Return verbatim the run of lines that opens with the line holding "Extract all readable text from this page." and closes with the last line of the records.

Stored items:
● ● ●

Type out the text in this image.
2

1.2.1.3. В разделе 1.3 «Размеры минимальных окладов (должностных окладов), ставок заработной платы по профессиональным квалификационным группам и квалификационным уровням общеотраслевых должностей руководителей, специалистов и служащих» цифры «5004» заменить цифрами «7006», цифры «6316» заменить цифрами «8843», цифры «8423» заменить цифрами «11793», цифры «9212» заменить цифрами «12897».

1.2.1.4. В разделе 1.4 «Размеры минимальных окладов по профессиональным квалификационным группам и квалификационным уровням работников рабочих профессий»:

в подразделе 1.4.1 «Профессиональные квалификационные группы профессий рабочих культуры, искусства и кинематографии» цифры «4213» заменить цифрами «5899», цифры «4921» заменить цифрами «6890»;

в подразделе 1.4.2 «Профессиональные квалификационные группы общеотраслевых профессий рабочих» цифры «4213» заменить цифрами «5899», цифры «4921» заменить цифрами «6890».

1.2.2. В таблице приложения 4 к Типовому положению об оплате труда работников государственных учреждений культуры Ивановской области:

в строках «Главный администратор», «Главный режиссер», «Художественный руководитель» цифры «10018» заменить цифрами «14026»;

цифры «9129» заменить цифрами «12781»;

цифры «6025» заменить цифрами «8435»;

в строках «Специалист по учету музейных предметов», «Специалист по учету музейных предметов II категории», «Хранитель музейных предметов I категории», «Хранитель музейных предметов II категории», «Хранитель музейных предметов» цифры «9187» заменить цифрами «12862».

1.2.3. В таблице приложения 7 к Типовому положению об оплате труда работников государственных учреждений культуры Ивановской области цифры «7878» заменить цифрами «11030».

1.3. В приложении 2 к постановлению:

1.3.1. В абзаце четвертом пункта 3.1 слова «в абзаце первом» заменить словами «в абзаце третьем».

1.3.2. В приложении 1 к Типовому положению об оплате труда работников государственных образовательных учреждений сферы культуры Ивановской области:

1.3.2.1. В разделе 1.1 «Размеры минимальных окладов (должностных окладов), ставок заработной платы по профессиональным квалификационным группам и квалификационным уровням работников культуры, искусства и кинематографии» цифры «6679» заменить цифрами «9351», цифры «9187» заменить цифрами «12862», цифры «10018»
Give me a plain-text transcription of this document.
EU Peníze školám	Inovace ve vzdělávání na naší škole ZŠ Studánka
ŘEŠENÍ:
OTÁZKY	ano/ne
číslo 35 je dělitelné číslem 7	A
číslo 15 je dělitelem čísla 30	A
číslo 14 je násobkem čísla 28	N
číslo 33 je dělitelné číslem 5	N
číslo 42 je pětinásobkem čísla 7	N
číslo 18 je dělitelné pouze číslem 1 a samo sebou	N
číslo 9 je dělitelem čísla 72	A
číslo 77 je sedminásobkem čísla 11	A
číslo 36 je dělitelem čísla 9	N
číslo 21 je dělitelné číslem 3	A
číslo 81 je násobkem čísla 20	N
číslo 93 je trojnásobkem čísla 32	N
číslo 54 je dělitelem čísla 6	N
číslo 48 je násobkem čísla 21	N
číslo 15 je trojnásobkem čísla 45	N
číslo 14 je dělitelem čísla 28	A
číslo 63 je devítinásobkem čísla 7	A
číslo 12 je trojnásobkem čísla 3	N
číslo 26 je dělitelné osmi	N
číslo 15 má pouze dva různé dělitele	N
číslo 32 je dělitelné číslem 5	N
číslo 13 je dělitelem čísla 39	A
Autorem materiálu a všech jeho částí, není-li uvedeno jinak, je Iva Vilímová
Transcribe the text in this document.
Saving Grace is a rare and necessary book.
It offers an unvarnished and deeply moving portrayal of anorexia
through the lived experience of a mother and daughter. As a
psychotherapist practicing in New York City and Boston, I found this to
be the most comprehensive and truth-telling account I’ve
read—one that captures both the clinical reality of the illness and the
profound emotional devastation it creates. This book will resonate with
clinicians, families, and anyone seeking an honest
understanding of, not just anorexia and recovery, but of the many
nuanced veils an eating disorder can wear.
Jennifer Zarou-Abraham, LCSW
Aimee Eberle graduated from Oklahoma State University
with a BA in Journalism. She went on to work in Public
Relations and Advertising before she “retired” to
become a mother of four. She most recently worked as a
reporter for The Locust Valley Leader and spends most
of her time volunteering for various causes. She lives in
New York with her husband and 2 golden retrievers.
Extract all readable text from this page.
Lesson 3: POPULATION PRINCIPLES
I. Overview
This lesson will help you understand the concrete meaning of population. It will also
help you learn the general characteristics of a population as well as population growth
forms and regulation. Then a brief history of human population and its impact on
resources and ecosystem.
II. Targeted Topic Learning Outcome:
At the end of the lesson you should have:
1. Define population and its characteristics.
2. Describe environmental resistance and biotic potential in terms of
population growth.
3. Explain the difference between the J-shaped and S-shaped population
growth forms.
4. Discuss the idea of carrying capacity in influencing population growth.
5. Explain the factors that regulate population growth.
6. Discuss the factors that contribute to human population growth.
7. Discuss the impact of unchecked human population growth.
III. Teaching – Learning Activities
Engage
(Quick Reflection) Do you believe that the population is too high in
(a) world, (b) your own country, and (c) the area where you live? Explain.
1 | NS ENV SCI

● ● ●

## Problem solution:
Extract all readable text from this page.
Lesson 3: POPULATION PRINCIPLES
I. Overview
This lesson will help you understand the concrete meaning of population. It will also
help you learn the general characteristics of a population as well as population growth
forms and regulation. Then a brief history of human population and its impact on
resources and ecosystem.
II. Targeted Topic Learning Outcome:
At the end of the lesson you should have:
1. Define population and its characteristics.
2. Describe environmental resistance and biotic potential in terms of
population growth.
3. Explain the difference between the J-shaped and S-shaped population
growth forms.
4. Discuss the idea of carrying capacity in influencing population growth.
5. Explain the factors that regulate population growth.
6. Discuss the factors that contribute to human population growth.
7. Discuss the impact of unchecked human population growth.
III. Teaching – Learning Activities
Engage
(Quick Reflection) Do you believe that the population is too high in
(a) world, (b) your own country, and (c) the area where you live? Explain.
1 | NS ENV SCI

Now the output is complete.